Restate every entry word for word.
─── THE RECORDS
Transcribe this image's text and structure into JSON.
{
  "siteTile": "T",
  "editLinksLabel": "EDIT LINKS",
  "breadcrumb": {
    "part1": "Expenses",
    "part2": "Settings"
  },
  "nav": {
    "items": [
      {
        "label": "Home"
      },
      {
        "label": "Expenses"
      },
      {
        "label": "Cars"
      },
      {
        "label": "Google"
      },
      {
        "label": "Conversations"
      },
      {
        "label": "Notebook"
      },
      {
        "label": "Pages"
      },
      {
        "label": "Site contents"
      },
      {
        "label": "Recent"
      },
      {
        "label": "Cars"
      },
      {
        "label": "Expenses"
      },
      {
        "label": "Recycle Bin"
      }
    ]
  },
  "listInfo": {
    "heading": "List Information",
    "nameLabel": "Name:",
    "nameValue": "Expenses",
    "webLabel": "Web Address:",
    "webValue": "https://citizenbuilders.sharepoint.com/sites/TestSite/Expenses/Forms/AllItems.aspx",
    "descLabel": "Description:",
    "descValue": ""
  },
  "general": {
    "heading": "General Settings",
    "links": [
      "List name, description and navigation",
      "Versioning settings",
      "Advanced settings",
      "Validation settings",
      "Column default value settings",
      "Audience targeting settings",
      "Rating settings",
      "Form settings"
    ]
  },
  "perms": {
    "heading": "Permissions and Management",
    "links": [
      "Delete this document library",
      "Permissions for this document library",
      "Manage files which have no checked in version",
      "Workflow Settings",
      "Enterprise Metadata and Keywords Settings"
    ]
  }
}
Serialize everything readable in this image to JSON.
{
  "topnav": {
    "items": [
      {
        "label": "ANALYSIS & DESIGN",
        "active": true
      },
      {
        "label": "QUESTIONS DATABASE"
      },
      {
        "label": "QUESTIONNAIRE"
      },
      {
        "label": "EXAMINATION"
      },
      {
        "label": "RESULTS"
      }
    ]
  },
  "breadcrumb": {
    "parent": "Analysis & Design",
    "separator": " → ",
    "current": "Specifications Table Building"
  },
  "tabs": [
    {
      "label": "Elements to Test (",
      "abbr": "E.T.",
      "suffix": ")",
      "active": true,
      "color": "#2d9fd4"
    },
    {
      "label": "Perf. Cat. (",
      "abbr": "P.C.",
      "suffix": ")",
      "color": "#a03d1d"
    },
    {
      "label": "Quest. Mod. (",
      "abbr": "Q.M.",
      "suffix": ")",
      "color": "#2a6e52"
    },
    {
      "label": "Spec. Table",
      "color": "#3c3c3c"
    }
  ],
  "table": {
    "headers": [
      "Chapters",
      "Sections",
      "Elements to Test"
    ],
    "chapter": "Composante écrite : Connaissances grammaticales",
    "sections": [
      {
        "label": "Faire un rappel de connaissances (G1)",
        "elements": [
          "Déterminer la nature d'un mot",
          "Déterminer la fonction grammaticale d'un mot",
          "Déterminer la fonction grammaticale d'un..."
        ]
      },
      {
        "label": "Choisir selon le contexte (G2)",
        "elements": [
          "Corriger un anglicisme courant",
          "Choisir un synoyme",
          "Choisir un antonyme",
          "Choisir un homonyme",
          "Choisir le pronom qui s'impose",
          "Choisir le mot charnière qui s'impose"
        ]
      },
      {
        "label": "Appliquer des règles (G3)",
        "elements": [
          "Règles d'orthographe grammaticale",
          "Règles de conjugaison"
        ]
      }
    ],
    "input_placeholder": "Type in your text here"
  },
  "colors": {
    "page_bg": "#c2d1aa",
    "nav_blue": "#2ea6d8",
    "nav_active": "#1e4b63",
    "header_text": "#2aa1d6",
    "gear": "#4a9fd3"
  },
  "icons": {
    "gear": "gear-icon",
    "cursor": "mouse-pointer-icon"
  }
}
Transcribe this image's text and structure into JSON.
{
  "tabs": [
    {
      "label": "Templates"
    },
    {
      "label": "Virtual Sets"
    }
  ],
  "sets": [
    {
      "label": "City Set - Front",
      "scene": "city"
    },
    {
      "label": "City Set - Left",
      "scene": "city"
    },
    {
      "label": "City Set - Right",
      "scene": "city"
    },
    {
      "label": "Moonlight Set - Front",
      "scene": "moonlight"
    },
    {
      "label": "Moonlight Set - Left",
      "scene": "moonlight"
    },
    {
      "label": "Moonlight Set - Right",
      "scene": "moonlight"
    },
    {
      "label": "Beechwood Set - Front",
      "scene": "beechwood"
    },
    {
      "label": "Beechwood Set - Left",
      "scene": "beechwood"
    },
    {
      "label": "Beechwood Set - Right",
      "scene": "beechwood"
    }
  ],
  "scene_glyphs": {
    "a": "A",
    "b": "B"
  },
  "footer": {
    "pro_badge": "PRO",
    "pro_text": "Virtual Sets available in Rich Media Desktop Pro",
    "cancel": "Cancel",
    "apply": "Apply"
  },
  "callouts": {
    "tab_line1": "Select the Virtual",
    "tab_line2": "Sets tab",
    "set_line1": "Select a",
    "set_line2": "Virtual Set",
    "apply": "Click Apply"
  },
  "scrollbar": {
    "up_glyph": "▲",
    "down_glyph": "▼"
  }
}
──────
## [TASK RESULT]
Transcribe this image's text and structure into JSON.
{
  "siteTile": "T",
  "editLinksLabel": "EDIT LINKS",
  "breadcrumb": {
    "part1": "Expenses",
    "part2": "Settings"
  },
  "nav": {
    "items": [
      {
        "label": "Home"
      },
      {
        "label": "Expenses"
      },
      {
        "label": "Cars"
      },
      {
        "label": "Google"
      },
      {
        "label": "Conversations"
      },
      {
        "label": "Notebook"
      },
      {
        "label": "Pages"
      },
      {
        "label": "Site contents"
      },
      {
        "label": "Recent"
      },
      {
        "label": "Cars"
      },
      {
        "label": "Expenses"
      },
      {
        "label": "Recycle Bin"
      }
    ]
  },
  "listInfo": {
    "heading": "List Information",
    "nameLabel": "Name:",
    "nameValue": "Expenses",
    "webLabel": "Web Address:",
    "webValue": "https://citizenbuilders.sharepoint.com/sites/TestSite/Expenses/Forms/AllItems.aspx",
    "descLabel": "Description:",
    "descValue": ""
  },
  "general": {
    "heading": "General Settings",
    "links": [
      "List name, description and navigation",
      "Versioning settings",
      "Advanced settings",
      "Validation settings",
      "Column default value settings",
      "Audience targeting settings",
      "Rating settings",
      "Form settings"
    ]
  },
  "perms": {
    "heading": "Permissions and Management",
    "links": [
      "Delete this document library",
      "Permissions for this document library",
      "Manage files which have no checked in version",
      "Workflow Settings",
      "Enterprise Metadata and Keywords Settings"
    ]
  }
}
Serialize everything readable in this image to JSON.
{
  "topnav": {
    "items": [
      {
        "label": "ANALYSIS & DESIGN",
        "active": true
      },
      {
        "label": "QUESTIONS DATABASE"
      },
      {
        "label": "QUESTIONNAIRE"
      },
      {
        "label": "EXAMINATION"
      },
      {
        "label": "RESULTS"
      }
    ]
  },
  "breadcrumb": {
    "parent": "Analysis & Design",
    "separator": " → ",
    "current": "Specifications Table Building"
  },
  "tabs": [
    {
      "label": "Elements to Test (",
      "abbr": "E.T.",
      "suffix": ")",
      "active": true,
      "color": "#2d9fd4"
    },
    {
      "label": "Perf. Cat. (",
      "abbr": "P.C.",
      "suffix": ")",
      "color": "#a03d1d"
    },
    {
      "label": "Quest. Mod. (",
      "abbr": "Q.M.",
      "suffix": ")",
      "color": "#2a6e52"
    },
    {
      "label": "Spec. Table",
      "color": "#3c3c3c"
    }
  ],
  "table": {
    "headers": [
      "Chapters",
      "Sections",
      "Elements to Test"
    ],
    "chapter": "Composante écrite : Connaissances grammaticales",
    "sections": [
      {
        "label": "Faire un rappel de connaissances (G1)",
        "elements": [
          "Déterminer la nature d'un mot",
          "Déterminer la fonction grammaticale d'un mot",
          "Déterminer la fonction grammaticale d'un..."
        ]
      },
      {
        "label": "Choisir selon le contexte (G2)",
        "elements": [
          "Corriger un anglicisme courant",
          "Choisir un synoyme",
          "Choisir un antonyme",
          "Choisir un homonyme",
          "Choisir le pronom qui s'impose",
          "Choisir le mot charnière qui s'impose"
        ]
      },
      {
        "label": "Appliquer des règles (G3)",
        "elements": [
          "Règles d'orthographe grammaticale",
          "Règles de conjugaison"
        ]
      }
    ],
    "input_placeholder": "Type in your text here"
  },
  "colors": {
    "page_bg": "#c2d1aa",
    "nav_blue": "#2ea6d8",
    "nav_active": "#1e4b63",
    "header_text": "#2aa1d6",
    "gear": "#4a9fd3"
  },
  "icons": {
    "gear": "gear-icon",
    "cursor": "mouse-pointer-icon"
  }
}
Transcribe this image's text and structure into JSON.
{
  "tabs": [
    {
      "label": "Templates"
    },
    {
      "label": "Virtual Sets"
    }
  ],
  "sets": [
    {
      "label": "City Set - Front",
      "scene": "city"
    },
    {
      "label": "City Set - Left",
      "scene": "city"
    },
    {
      "label": "City Set - Right",
      "scene": "city"
    },
    {
      "label": "Moonlight Set - Front",
      "scene": "moonlight"
    },
    {
      "label": "Moonlight Set - Left",
      "scene": "moonlight"
    },
    {
      "label": "Moonlight Set - Right",
      "scene": "moonlight"
    },
    {
      "label": "Beechwood Set - Front",
      "scene": "beechwood"
    },
    {
      "label": "Beechwood Set - Left",
      "scene": "beechwood"
    },
    {
      "label": "Beechwood Set - Right",
      "scene": "beechwood"
    }
  ],
  "scene_glyphs": {
    "a": "A",
    "b": "B"
  },
  "footer": {
    "pro_badge": "PRO",
    "pro_text": "Virtual Sets available in Rich Media Desktop Pro",
    "cancel": "Cancel",
    "apply": "Apply"
  },
  "callouts": {
    "tab_line1": "Select the Virtual",
    "tab_line2": "Sets tab",
    "set_line1": "Select a",
    "set_line2": "Virtual Set",
    "apply": "Click Apply"
  },
  "scrollbar": {
    "up_glyph": "▲",
    "down_glyph": "▼"
  }
}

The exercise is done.